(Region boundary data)
┄┄┄┄┄┄┄┄┄┄┄┄┄┄┄┄┄┄┄┄

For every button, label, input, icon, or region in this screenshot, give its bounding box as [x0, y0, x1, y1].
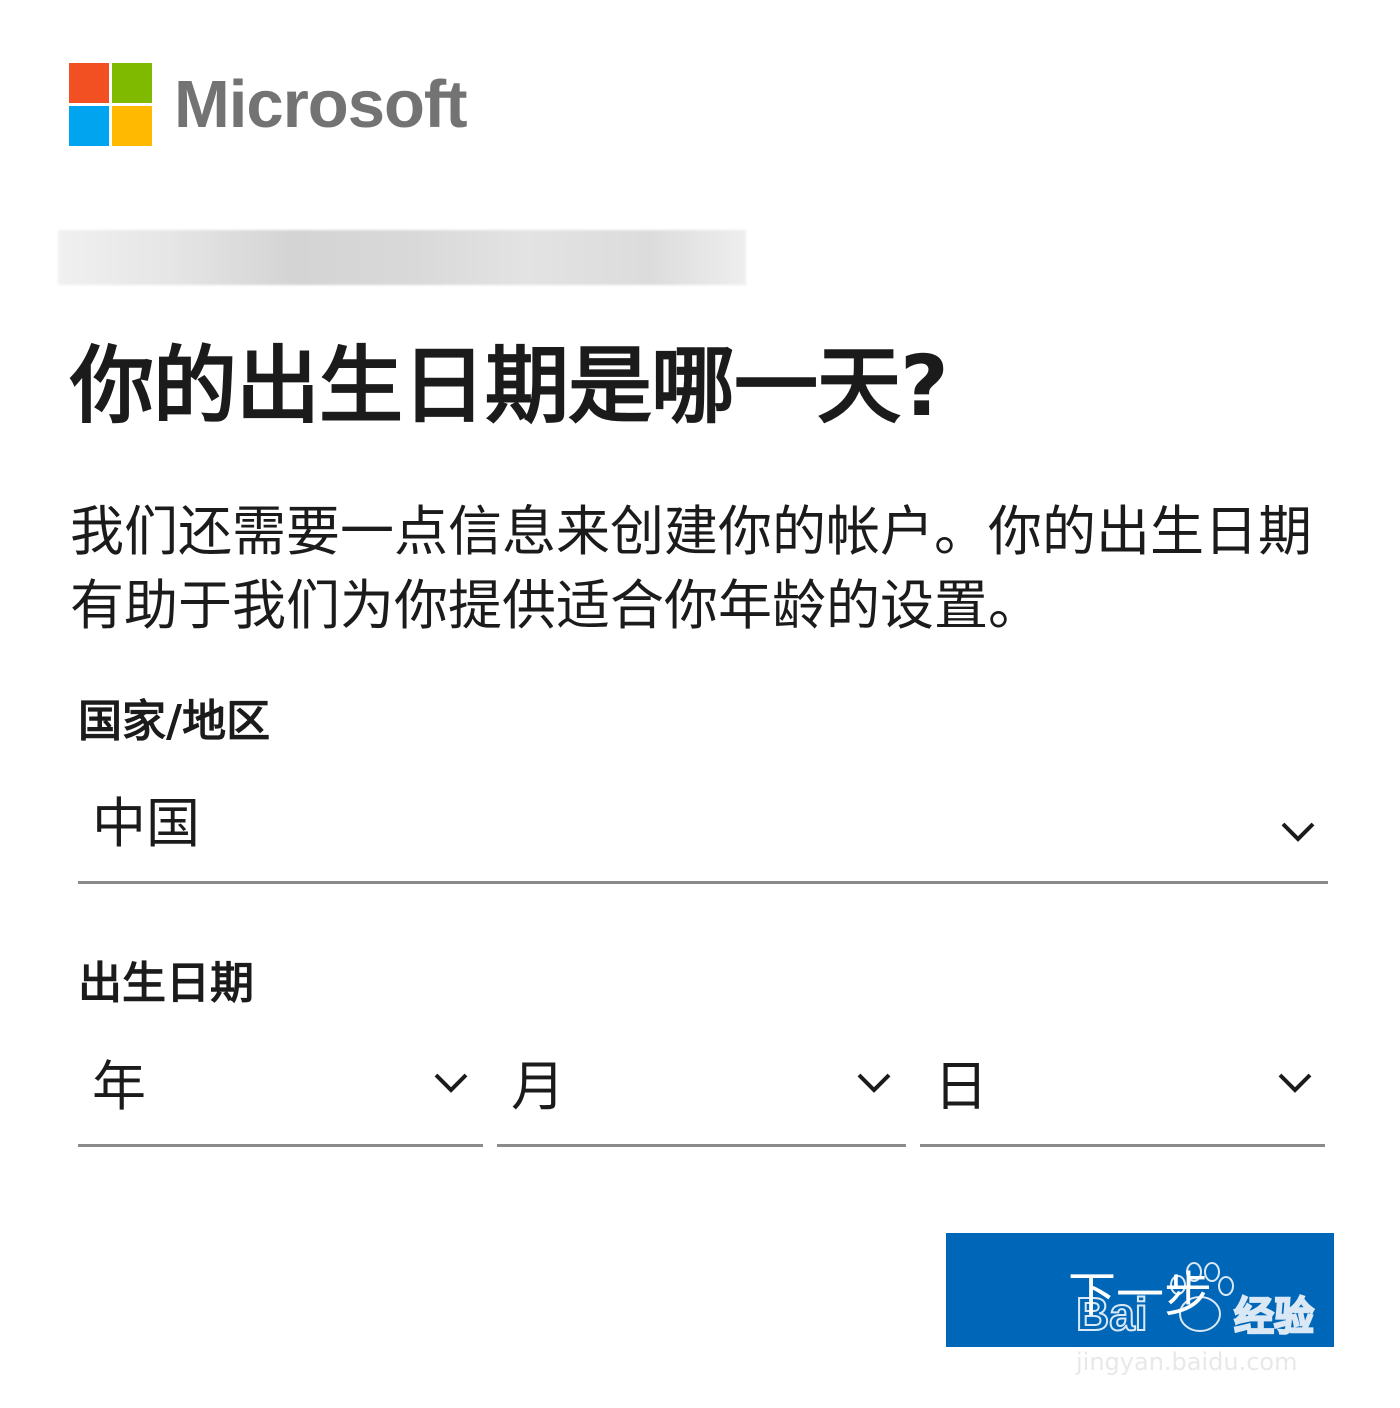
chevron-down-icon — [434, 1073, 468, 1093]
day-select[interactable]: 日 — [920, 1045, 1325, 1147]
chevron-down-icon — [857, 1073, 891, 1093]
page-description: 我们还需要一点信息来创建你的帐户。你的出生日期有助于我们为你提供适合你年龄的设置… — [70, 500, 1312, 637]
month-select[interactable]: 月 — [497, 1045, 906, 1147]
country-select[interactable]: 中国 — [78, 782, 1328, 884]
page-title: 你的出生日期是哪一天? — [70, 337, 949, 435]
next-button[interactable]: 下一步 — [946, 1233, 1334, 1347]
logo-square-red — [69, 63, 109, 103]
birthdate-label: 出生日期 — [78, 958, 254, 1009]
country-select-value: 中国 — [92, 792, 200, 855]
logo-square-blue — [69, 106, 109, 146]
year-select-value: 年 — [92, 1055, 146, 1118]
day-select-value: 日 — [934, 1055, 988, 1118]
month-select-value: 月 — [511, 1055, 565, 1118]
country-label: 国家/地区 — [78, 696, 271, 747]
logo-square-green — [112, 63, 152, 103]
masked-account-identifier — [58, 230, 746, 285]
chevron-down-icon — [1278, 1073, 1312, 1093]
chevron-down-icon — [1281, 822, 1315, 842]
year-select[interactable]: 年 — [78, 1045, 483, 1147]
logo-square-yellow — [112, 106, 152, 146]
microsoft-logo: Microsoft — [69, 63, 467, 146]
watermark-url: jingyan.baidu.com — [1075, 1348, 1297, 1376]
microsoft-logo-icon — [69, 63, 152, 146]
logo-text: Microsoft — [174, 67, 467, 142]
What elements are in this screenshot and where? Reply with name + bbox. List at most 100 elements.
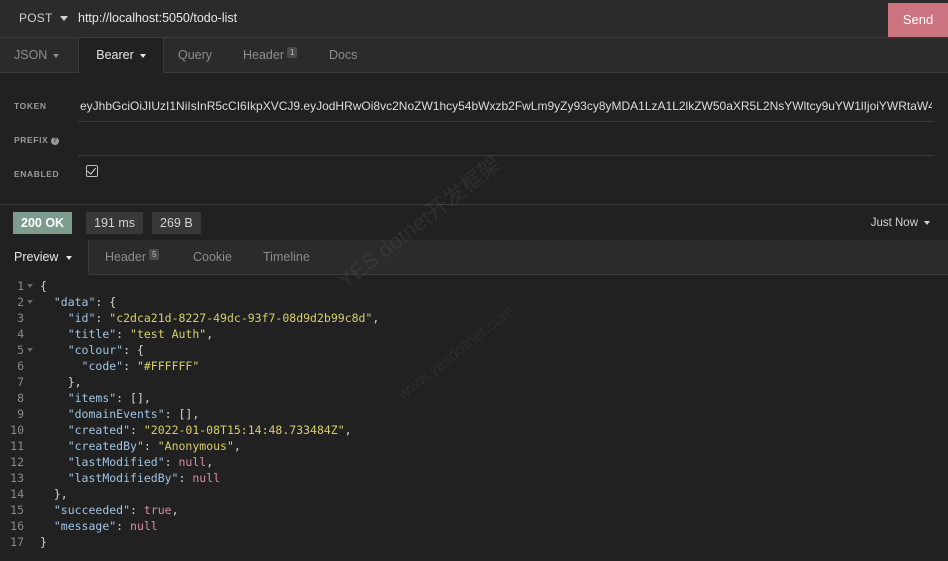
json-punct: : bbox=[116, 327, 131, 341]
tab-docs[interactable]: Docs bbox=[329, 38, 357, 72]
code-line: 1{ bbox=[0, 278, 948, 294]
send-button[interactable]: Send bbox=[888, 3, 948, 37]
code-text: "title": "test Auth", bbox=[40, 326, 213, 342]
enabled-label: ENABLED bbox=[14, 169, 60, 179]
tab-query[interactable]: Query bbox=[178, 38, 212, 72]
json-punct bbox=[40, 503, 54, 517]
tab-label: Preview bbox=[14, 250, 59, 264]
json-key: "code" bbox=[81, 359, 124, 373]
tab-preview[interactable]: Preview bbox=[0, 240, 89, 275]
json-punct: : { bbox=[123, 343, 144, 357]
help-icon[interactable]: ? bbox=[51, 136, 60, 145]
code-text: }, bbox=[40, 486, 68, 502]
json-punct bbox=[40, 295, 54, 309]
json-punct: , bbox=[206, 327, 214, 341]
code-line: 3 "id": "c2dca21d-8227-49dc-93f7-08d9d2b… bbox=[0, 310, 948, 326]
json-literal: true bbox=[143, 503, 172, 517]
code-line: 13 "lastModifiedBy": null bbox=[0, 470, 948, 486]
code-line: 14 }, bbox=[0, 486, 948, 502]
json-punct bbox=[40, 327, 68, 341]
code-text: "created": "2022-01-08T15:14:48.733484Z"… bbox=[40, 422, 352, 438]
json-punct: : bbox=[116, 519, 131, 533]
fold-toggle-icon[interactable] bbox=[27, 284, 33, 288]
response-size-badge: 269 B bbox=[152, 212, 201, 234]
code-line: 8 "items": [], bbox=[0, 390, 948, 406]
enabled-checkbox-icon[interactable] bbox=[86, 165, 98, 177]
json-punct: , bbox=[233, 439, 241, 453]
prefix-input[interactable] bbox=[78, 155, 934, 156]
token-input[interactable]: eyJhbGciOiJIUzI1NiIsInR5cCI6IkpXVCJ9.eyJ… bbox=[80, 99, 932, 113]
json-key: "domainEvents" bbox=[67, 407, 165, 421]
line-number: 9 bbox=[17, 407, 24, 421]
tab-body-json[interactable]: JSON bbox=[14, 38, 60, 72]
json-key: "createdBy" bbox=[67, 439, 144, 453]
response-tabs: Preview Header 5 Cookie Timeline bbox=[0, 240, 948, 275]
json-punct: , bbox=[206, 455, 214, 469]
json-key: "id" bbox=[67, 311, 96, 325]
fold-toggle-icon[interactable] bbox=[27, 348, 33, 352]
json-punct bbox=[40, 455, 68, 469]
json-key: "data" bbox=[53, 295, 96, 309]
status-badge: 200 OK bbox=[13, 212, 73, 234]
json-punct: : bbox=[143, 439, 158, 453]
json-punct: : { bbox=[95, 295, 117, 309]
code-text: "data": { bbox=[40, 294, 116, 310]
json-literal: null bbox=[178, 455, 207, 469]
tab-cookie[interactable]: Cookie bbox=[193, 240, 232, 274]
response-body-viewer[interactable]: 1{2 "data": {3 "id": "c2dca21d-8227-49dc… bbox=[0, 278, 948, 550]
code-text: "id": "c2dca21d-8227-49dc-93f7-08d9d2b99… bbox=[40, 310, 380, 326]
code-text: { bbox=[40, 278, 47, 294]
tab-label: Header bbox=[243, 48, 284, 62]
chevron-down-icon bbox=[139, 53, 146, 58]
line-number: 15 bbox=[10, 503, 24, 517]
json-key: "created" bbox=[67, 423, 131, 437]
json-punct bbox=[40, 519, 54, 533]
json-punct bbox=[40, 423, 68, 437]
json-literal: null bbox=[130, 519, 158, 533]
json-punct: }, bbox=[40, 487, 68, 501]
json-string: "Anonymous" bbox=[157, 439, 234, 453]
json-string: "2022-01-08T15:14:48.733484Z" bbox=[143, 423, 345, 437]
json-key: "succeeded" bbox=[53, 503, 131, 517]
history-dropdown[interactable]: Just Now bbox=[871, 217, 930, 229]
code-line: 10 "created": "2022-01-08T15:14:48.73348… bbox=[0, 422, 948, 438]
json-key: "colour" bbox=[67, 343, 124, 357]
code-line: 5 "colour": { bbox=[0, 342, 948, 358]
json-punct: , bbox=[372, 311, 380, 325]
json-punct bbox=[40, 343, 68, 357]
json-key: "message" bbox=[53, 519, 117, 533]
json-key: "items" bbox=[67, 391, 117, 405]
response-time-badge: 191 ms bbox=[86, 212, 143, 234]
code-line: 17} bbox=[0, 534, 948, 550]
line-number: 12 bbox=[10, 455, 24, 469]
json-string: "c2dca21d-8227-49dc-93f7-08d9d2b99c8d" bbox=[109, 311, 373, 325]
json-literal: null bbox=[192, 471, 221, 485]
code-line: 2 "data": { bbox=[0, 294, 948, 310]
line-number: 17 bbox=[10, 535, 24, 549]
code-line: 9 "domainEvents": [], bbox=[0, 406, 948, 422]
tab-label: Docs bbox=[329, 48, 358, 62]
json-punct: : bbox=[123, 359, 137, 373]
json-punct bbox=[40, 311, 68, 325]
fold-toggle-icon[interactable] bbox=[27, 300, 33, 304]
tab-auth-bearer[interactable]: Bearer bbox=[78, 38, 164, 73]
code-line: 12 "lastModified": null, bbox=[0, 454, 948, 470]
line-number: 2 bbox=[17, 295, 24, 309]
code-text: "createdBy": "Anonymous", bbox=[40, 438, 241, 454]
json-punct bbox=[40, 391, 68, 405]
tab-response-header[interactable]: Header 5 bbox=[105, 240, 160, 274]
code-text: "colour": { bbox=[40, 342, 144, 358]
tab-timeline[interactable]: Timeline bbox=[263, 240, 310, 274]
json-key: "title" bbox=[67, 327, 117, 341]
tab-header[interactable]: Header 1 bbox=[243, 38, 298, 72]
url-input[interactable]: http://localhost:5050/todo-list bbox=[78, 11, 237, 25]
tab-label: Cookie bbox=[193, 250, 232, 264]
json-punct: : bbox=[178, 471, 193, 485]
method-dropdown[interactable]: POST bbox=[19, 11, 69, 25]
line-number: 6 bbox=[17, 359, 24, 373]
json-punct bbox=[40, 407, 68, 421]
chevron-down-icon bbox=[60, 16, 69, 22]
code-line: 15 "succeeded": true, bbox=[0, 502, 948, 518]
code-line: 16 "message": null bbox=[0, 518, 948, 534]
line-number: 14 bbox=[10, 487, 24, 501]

┄┄┄┄┄┄┄┄┄┄┄┄┄┄┄┄┄┄┄┄

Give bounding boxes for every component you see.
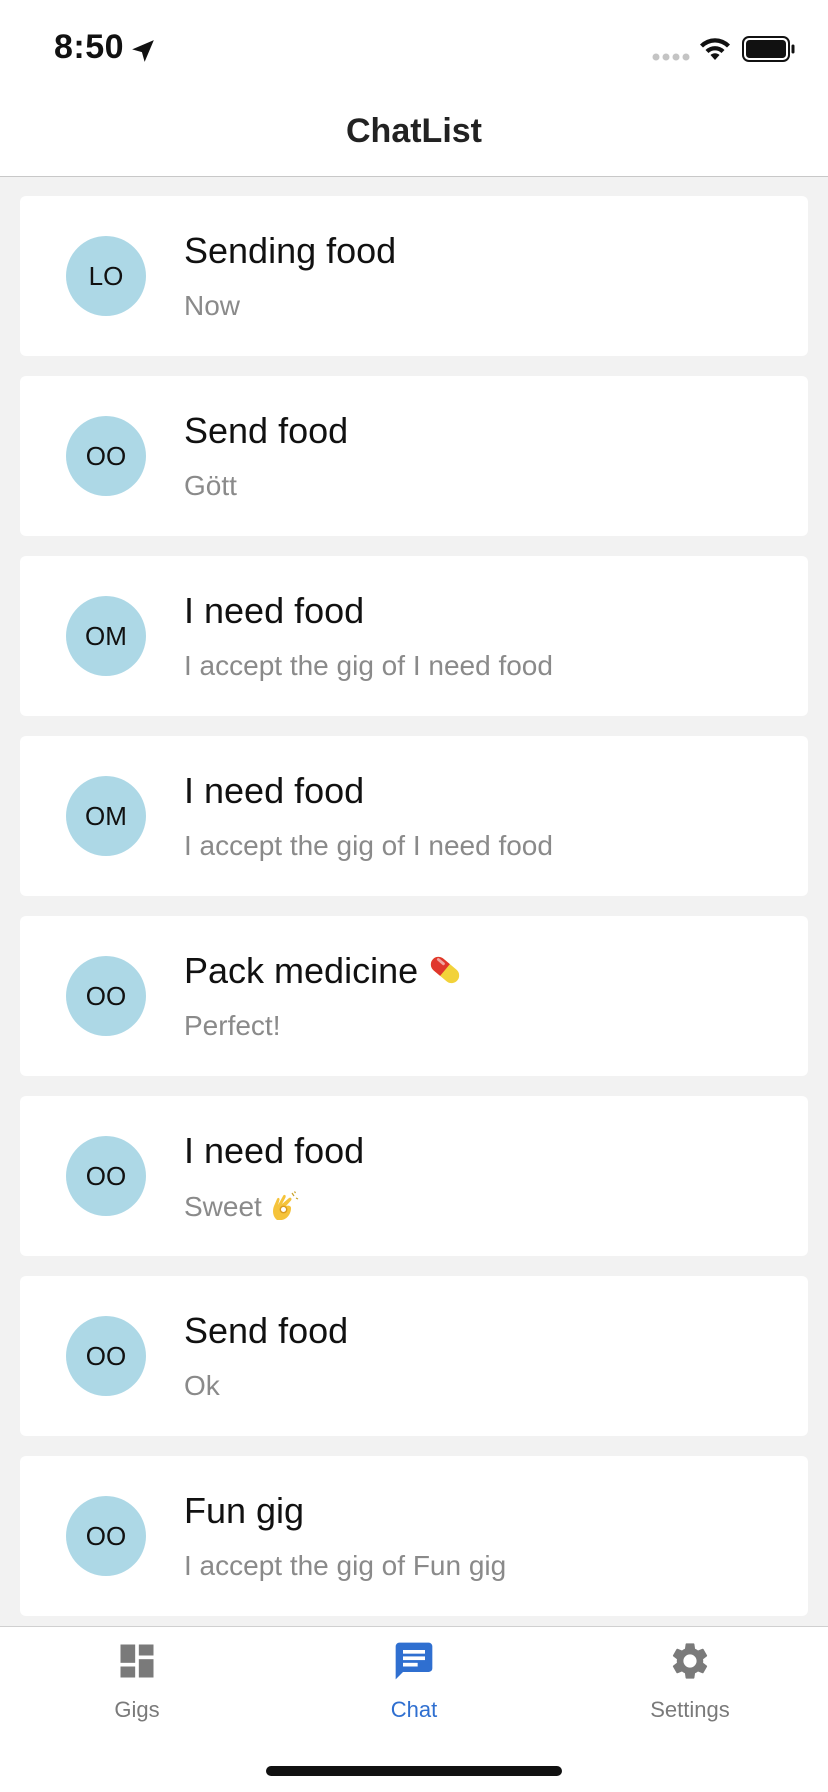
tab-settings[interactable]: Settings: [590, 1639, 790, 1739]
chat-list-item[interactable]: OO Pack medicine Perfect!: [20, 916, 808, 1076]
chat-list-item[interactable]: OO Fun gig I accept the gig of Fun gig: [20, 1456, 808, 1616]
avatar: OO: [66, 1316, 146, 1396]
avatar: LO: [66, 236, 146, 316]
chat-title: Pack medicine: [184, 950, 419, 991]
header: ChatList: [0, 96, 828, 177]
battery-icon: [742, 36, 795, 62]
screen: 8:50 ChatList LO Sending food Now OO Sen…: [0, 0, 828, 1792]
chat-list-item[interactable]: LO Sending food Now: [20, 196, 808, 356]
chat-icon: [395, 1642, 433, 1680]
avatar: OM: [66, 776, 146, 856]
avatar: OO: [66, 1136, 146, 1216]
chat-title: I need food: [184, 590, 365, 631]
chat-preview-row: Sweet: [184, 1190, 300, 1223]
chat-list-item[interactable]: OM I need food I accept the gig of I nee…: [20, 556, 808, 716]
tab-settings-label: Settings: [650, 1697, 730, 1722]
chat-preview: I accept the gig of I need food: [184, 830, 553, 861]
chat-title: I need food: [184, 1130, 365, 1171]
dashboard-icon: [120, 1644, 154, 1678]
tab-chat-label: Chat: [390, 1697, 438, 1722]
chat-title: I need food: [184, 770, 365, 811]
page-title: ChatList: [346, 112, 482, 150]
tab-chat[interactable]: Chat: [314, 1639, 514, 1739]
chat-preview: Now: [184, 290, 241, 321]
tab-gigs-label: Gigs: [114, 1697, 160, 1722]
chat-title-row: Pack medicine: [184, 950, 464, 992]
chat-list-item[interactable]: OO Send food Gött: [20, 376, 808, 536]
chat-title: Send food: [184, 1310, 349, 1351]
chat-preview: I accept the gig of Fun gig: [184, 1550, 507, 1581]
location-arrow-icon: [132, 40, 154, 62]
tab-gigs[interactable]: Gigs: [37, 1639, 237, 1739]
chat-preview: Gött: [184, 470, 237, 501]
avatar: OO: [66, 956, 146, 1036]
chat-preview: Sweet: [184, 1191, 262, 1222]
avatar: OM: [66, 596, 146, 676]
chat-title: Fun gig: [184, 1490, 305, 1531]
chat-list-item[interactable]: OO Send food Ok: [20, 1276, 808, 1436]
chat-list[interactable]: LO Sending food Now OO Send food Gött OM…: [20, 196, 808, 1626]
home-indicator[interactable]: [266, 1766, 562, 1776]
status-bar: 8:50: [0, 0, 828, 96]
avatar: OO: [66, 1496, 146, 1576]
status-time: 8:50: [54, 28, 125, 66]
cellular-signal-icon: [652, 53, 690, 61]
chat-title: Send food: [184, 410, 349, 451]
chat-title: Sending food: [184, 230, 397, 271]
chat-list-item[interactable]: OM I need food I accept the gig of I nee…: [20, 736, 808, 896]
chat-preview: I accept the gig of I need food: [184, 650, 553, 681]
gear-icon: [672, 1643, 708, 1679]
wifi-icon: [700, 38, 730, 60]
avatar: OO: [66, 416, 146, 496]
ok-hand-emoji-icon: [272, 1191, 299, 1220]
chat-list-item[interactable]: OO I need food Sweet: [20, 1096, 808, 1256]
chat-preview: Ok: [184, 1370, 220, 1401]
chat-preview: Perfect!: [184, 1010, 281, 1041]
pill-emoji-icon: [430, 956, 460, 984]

┄┄┄┄┄┄┄┄┄┄┄┄┄┄┄┄┄┄┄┄

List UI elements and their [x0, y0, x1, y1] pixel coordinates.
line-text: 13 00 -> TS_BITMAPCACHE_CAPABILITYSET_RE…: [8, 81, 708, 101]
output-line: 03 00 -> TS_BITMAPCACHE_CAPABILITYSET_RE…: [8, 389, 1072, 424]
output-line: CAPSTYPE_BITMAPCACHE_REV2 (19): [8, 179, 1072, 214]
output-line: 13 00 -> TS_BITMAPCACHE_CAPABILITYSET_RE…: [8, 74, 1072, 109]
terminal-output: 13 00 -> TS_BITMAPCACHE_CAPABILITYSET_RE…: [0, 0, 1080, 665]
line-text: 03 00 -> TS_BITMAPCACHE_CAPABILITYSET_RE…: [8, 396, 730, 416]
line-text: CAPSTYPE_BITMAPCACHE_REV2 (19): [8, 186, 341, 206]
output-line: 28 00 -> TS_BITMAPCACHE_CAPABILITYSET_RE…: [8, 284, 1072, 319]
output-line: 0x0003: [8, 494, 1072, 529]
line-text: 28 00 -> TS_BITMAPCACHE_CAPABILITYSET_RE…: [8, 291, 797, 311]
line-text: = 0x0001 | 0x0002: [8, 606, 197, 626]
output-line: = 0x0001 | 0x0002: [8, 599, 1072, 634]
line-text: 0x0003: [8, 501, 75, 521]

┄┄┄┄┄┄┄┄┄┄┄┄┄┄┄┄┄┄┄┄

■ **Task details**: Reproduce without any change the part of the items that opens with the line containing "tab-settings[interactable]: Settings: [590, 1639, 790, 1739]" and closes with the line containing "screen: 8:50 ChatList", including both of those lines.

■ **Response to this task**:
tab-settings[interactable]: Settings: [590, 1639, 790, 1739]
chat-list-item[interactable]: OO Pack medicine Perfect!: [20, 916, 808, 1076]
chat-list-item[interactable]: OO Fun gig I accept the gig of Fun gig: [20, 1456, 808, 1616]
avatar: OO: [66, 1316, 146, 1396]
avatar: LO: [66, 236, 146, 316]
chat-title: Pack medicine: [184, 950, 419, 991]
header: ChatList: [0, 96, 828, 177]
battery-icon: [742, 36, 795, 62]
screen: 8:50 ChatList LO Sending food Now OO Sen…: [0, 0, 828, 1792]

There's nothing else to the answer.